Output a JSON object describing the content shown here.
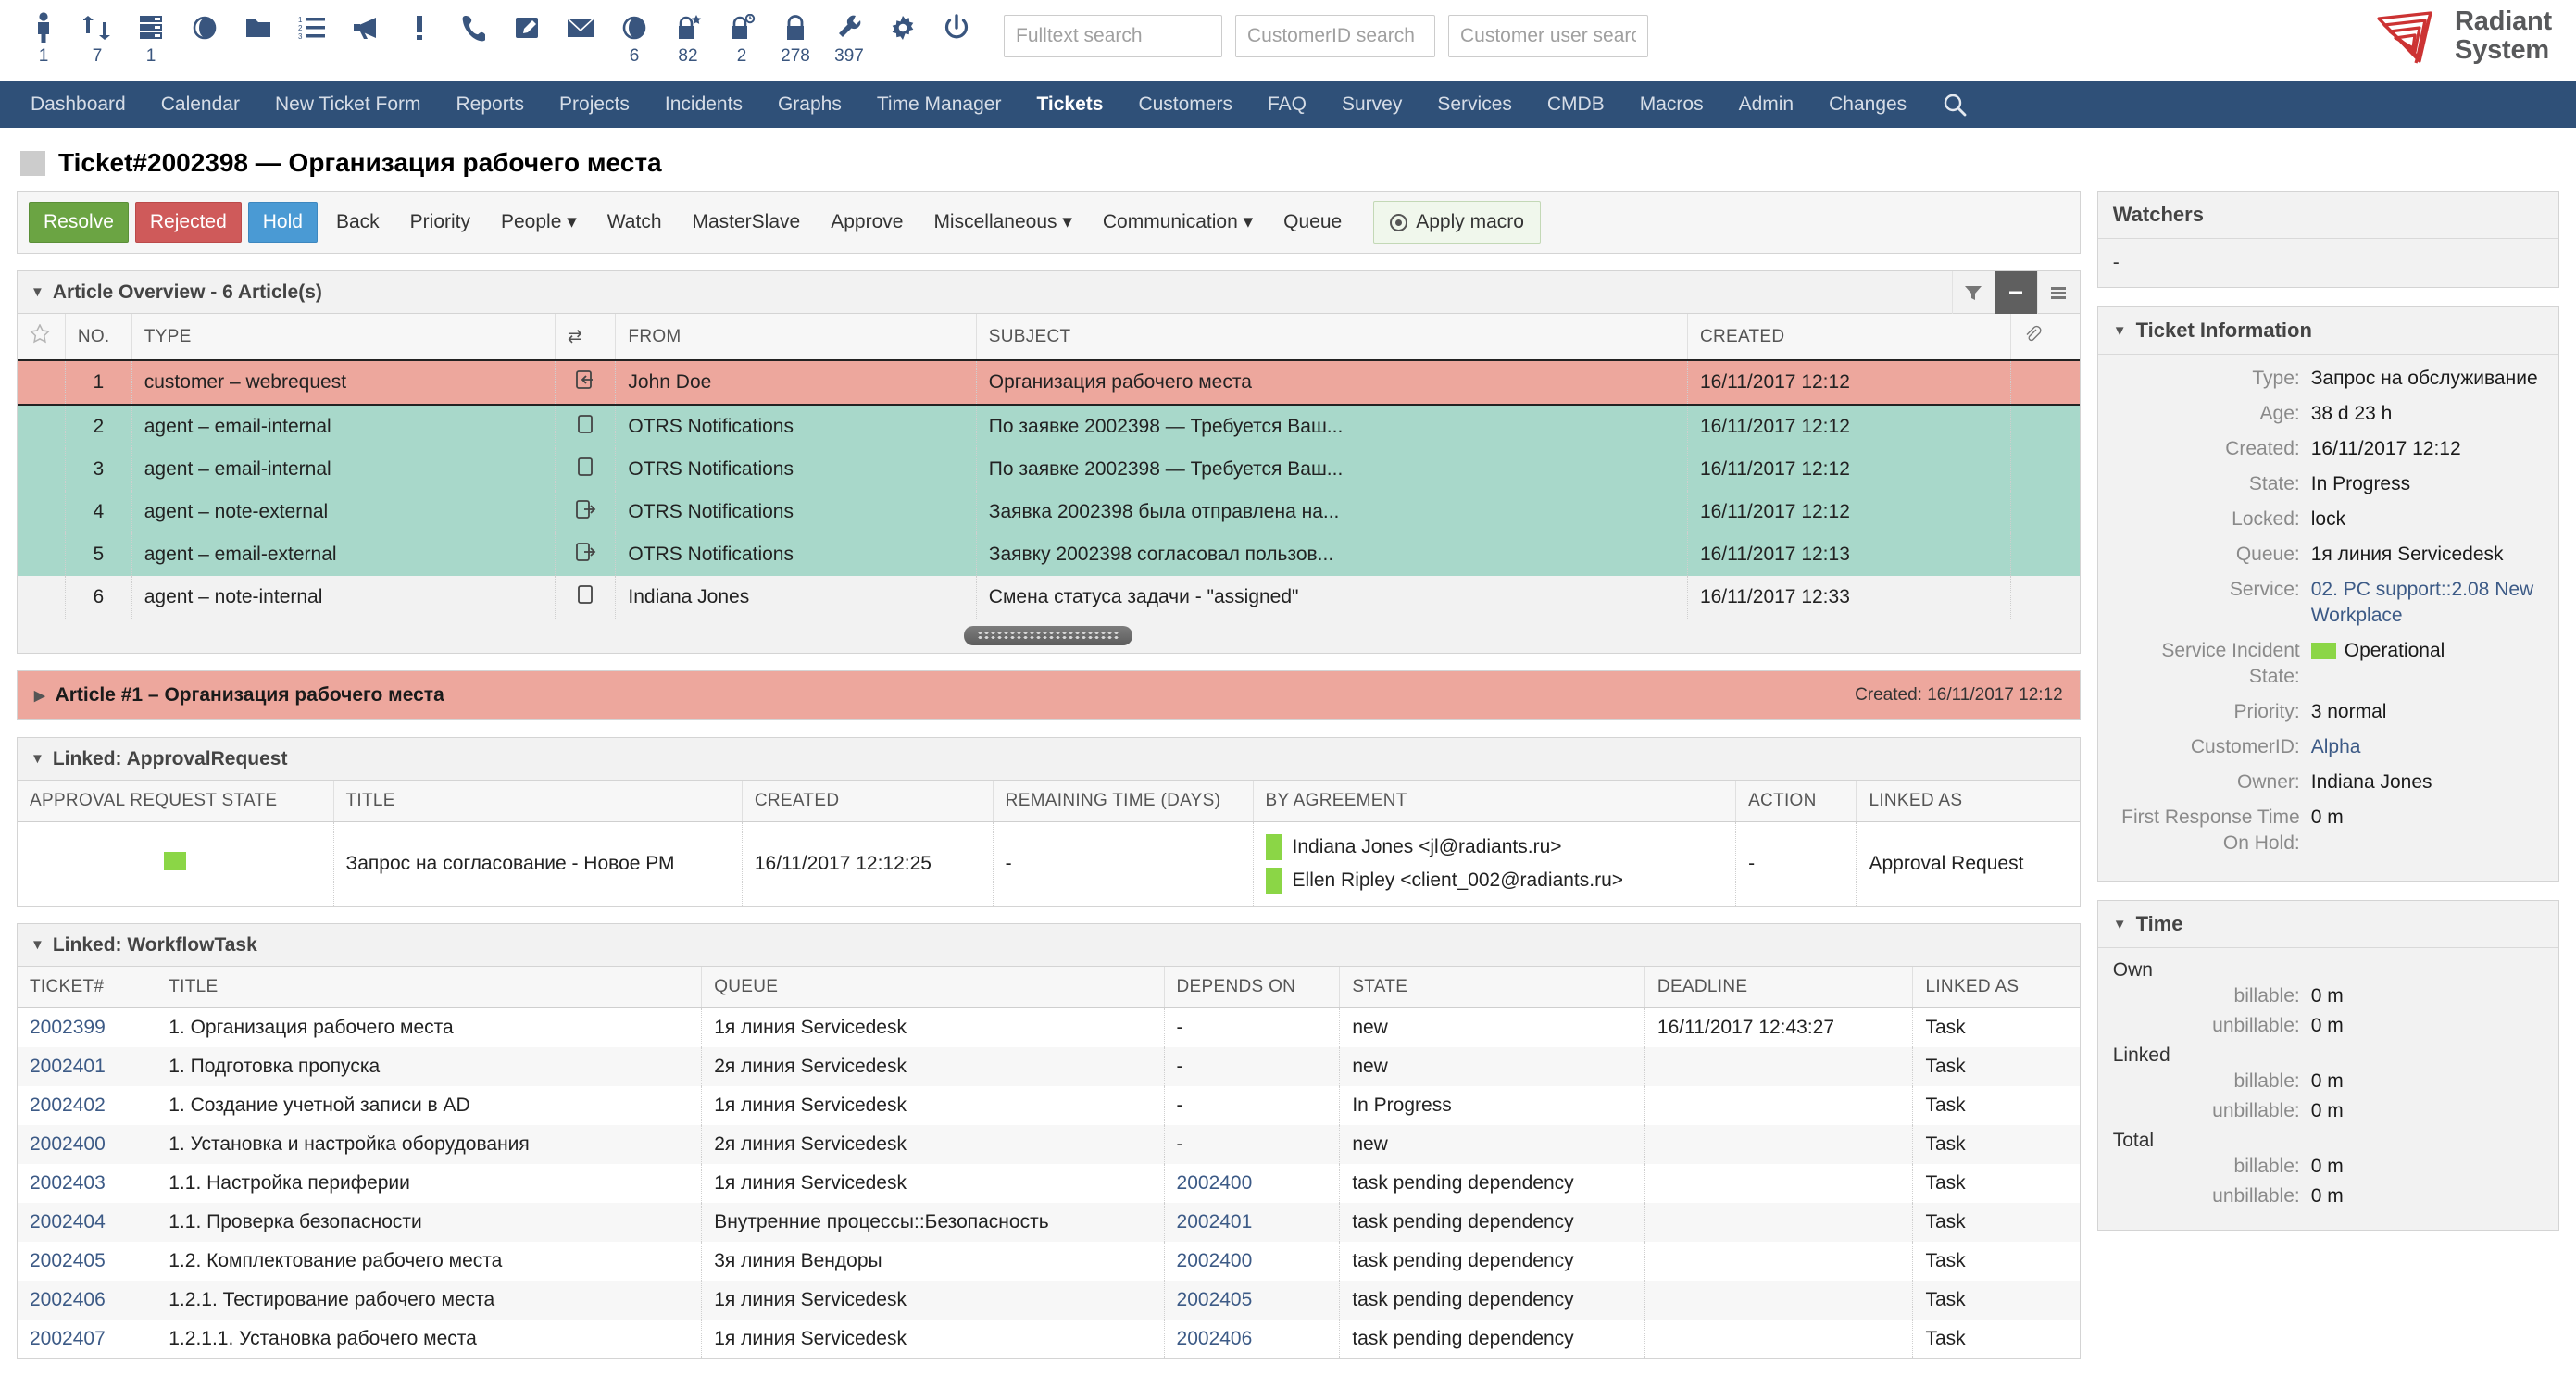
{
  "toolbar": {
    "icons": [
      {
        "name": "person-icon",
        "count": "1"
      },
      {
        "name": "refresh-ticket-icon",
        "count": "7"
      },
      {
        "name": "server-icon",
        "count": "1"
      },
      {
        "name": "eye-icon",
        "count": ""
      },
      {
        "name": "folder-icon",
        "count": ""
      },
      {
        "name": "numbered-list-icon",
        "count": ""
      },
      {
        "name": "megaphone-icon",
        "count": ""
      },
      {
        "name": "exclamation-icon",
        "count": ""
      },
      {
        "name": "phone-icon",
        "count": ""
      },
      {
        "name": "compose-icon",
        "count": ""
      },
      {
        "name": "envelope-icon",
        "count": ""
      },
      {
        "name": "eye-watched-icon",
        "count": "6"
      },
      {
        "name": "lock-star-icon",
        "count": "82"
      },
      {
        "name": "lock-clock-icon",
        "count": "2"
      },
      {
        "name": "lock-icon",
        "count": "278"
      },
      {
        "name": "wrench-icon",
        "count": "397"
      },
      {
        "name": "gear-icon",
        "count": ""
      },
      {
        "name": "power-icon",
        "count": ""
      }
    ],
    "search": {
      "fulltext_placeholder": "Fulltext search",
      "customerid_placeholder": "CustomerID search",
      "customeruser_placeholder": "Customer user search"
    },
    "brand": {
      "line1": "Radiant",
      "line2": "System",
      "color": "#cc3333"
    }
  },
  "nav": {
    "items": [
      {
        "label": "Dashboard",
        "active": false
      },
      {
        "label": "Calendar",
        "active": false
      },
      {
        "label": "New Ticket Form",
        "active": false
      },
      {
        "label": "Reports",
        "active": false
      },
      {
        "label": "Projects",
        "active": false
      },
      {
        "label": "Incidents",
        "active": false
      },
      {
        "label": "Graphs",
        "active": false
      },
      {
        "label": "Time Manager",
        "active": false
      },
      {
        "label": "Tickets",
        "active": true
      },
      {
        "label": "Customers",
        "active": false
      },
      {
        "label": "FAQ",
        "active": false
      },
      {
        "label": "Survey",
        "active": false
      },
      {
        "label": "Services",
        "active": false
      },
      {
        "label": "CMDB",
        "active": false
      },
      {
        "label": "Macros",
        "active": false
      },
      {
        "label": "Admin",
        "active": false
      },
      {
        "label": "Changes",
        "active": false
      }
    ],
    "search_icon": "search-icon"
  },
  "page": {
    "title": "Ticket#2002398 — Организация рабочего места"
  },
  "actions": {
    "resolve": "Resolve",
    "rejected": "Rejected",
    "hold": "Hold",
    "back": "Back",
    "priority": "Priority",
    "people": "People ▾",
    "watch": "Watch",
    "masterslave": "MasterSlave",
    "approve": "Approve",
    "miscellaneous": "Miscellaneous ▾",
    "communication": "Communication ▾",
    "queue": "Queue",
    "apply_macro": "Apply macro"
  },
  "article_overview": {
    "title": "Article Overview - 6 Article(s)",
    "caret": "▼",
    "head_icons": [
      "filter-icon",
      "collapse-icon",
      "menu-icon"
    ],
    "columns": [
      "",
      "NO.",
      "TYPE",
      "",
      "FROM",
      "SUBJECT",
      "CREATED",
      ""
    ],
    "rows": [
      {
        "no": "1",
        "type": "customer – webrequest",
        "dir": "inbound",
        "from": "John Doe",
        "subject": "Организация рабочего места",
        "created": "16/11/2017 12:12",
        "style": "selected"
      },
      {
        "no": "2",
        "type": "agent – email-internal",
        "dir": "internal",
        "from": "OTRS Notifications",
        "subject": "По заявке 2002398 — Требуется Ваш...",
        "created": "16/11/2017 12:12",
        "style": "green"
      },
      {
        "no": "3",
        "type": "agent – email-internal",
        "dir": "internal",
        "from": "OTRS Notifications",
        "subject": "По заявке 2002398 — Требуется Ваш...",
        "created": "16/11/2017 12:12",
        "style": "green"
      },
      {
        "no": "4",
        "type": "agent – note-external",
        "dir": "outbound",
        "from": "OTRS Notifications",
        "subject": "Заявка 2002398 была отправлена на...",
        "created": "16/11/2017 12:12",
        "style": "green"
      },
      {
        "no": "5",
        "type": "agent – email-external",
        "dir": "outbound",
        "from": "OTRS Notifications",
        "subject": "Заявку 2002398 согласовал пользов...",
        "created": "16/11/2017 12:13",
        "style": "green"
      },
      {
        "no": "6",
        "type": "agent – note-internal",
        "dir": "internal",
        "from": "Indiana Jones",
        "subject": "Смена статуса задачи - \"assigned\"",
        "created": "16/11/2017 12:33",
        "style": "plain"
      }
    ]
  },
  "article_strip": {
    "caret": "▶",
    "title": "Article #1 – Организация рабочего места",
    "created": "Created: 16/11/2017 12:12"
  },
  "approval": {
    "title": "Linked: ApprovalRequest",
    "caret": "▼",
    "columns": [
      "APPROVAL REQUEST STATE",
      "TITLE",
      "CREATED",
      "REMAINING TIME (DAYS)",
      "BY AGREEMENT",
      "ACTION",
      "LINKED AS"
    ],
    "row": {
      "state_color": "#8bd646",
      "title": "Запрос на согласование - Новое РМ",
      "created": "16/11/2017 12:12:25",
      "remaining": "-",
      "agreements": [
        "Indiana Jones <jl@radiants.ru>",
        "Ellen Ripley <client_002@radiants.ru>"
      ],
      "action": "-",
      "linked_as": "Approval Request"
    }
  },
  "workflow": {
    "title": "Linked: WorkflowTask",
    "caret": "▼",
    "columns": [
      "TICKET#",
      "TITLE",
      "QUEUE",
      "DEPENDS ON",
      "STATE",
      "DEADLINE",
      "LINKED AS"
    ],
    "rows": [
      {
        "ticket": "2002399",
        "title": "1. Организация рабочего места",
        "queue": "1я линия Servicedesk",
        "depends": "-",
        "state": "new",
        "deadline": "16/11/2017 12:43:27",
        "linked": "Task"
      },
      {
        "ticket": "2002401",
        "title": "1. Подготовка пропуска",
        "queue": "2я линия Servicedesk",
        "depends": "-",
        "state": "new",
        "deadline": "",
        "linked": "Task"
      },
      {
        "ticket": "2002402",
        "title": "1. Создание учетной записи в AD",
        "queue": "1я линия Servicedesk",
        "depends": "-",
        "state": "In Progress",
        "deadline": "",
        "linked": "Task"
      },
      {
        "ticket": "2002400",
        "title": "1. Установка и настройка оборудования",
        "queue": "2я линия Servicedesk",
        "depends": "-",
        "state": "new",
        "deadline": "",
        "linked": "Task"
      },
      {
        "ticket": "2002403",
        "title": "1.1. Настройка периферии",
        "queue": "1я линия Servicedesk",
        "depends": "2002400",
        "state": "task pending dependency",
        "deadline": "",
        "linked": "Task"
      },
      {
        "ticket": "2002404",
        "title": "1.1. Проверка безопасности",
        "queue": "Внутренние процессы::Безопасность",
        "depends": "2002401",
        "state": "task pending dependency",
        "deadline": "",
        "linked": "Task"
      },
      {
        "ticket": "2002405",
        "title": "1.2. Комплектование рабочего места",
        "queue": "3я линия Вендоры",
        "depends": "2002400",
        "state": "task pending dependency",
        "deadline": "",
        "linked": "Task"
      },
      {
        "ticket": "2002406",
        "title": "1.2.1. Тестирование рабочего места",
        "queue": "1я линия Servicedesk",
        "depends": "2002405",
        "state": "task pending dependency",
        "deadline": "",
        "linked": "Task"
      },
      {
        "ticket": "2002407",
        "title": "1.2.1.1. Установка рабочего места",
        "queue": "1я линия Servicedesk",
        "depends": "2002406",
        "state": "task pending dependency",
        "deadline": "",
        "linked": "Task"
      }
    ]
  },
  "sidebar": {
    "watchers": {
      "title": "Watchers",
      "value": "-"
    },
    "ticket_info": {
      "title": "Ticket Information",
      "caret": "▼",
      "fields": [
        {
          "key": "Type:",
          "value": "Запрос на обслуживание",
          "link": false
        },
        {
          "key": "Age:",
          "value": "38 d 23 h",
          "link": false
        },
        {
          "key": "Created:",
          "value": "16/11/2017 12:12",
          "link": false
        },
        {
          "key": "State:",
          "value": "In Progress",
          "link": false
        },
        {
          "key": "Locked:",
          "value": "lock",
          "link": false
        },
        {
          "key": "Queue:",
          "value": "1я линия Servicedesk",
          "link": false
        },
        {
          "key": "Service:",
          "value": "02. PC support::2.08 New Workplace",
          "link": true
        },
        {
          "key": "Service Incident State:",
          "value": "Operational",
          "link": false,
          "swatch": "#8bd646"
        },
        {
          "key": "Priority:",
          "value": "3 normal",
          "link": false
        },
        {
          "key": "CustomerID:",
          "value": "Alpha",
          "link": true
        },
        {
          "key": "Owner:",
          "value": "Indiana Jones",
          "link": false
        },
        {
          "key": "First Response Time On Hold:",
          "value": "0 m",
          "link": false
        }
      ]
    },
    "time": {
      "title": "Time",
      "caret": "▼",
      "groups": [
        {
          "name": "Own",
          "rows": [
            {
              "k": "billable:",
              "v": "0 m"
            },
            {
              "k": "unbillable:",
              "v": "0 m"
            }
          ]
        },
        {
          "name": "Linked",
          "rows": [
            {
              "k": "billable:",
              "v": "0 m"
            },
            {
              "k": "unbillable:",
              "v": "0 m"
            }
          ]
        },
        {
          "name": "Total",
          "rows": [
            {
              "k": "billable:",
              "v": "0 m"
            },
            {
              "k": "unbillable:",
              "v": "0 m"
            }
          ]
        }
      ]
    }
  }
}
# # # # #
**Set problem**. Pick out each line that holds the string "note".

**Complete response**.
        "type": "agent – note-external",
        "type": "agent – note-internal",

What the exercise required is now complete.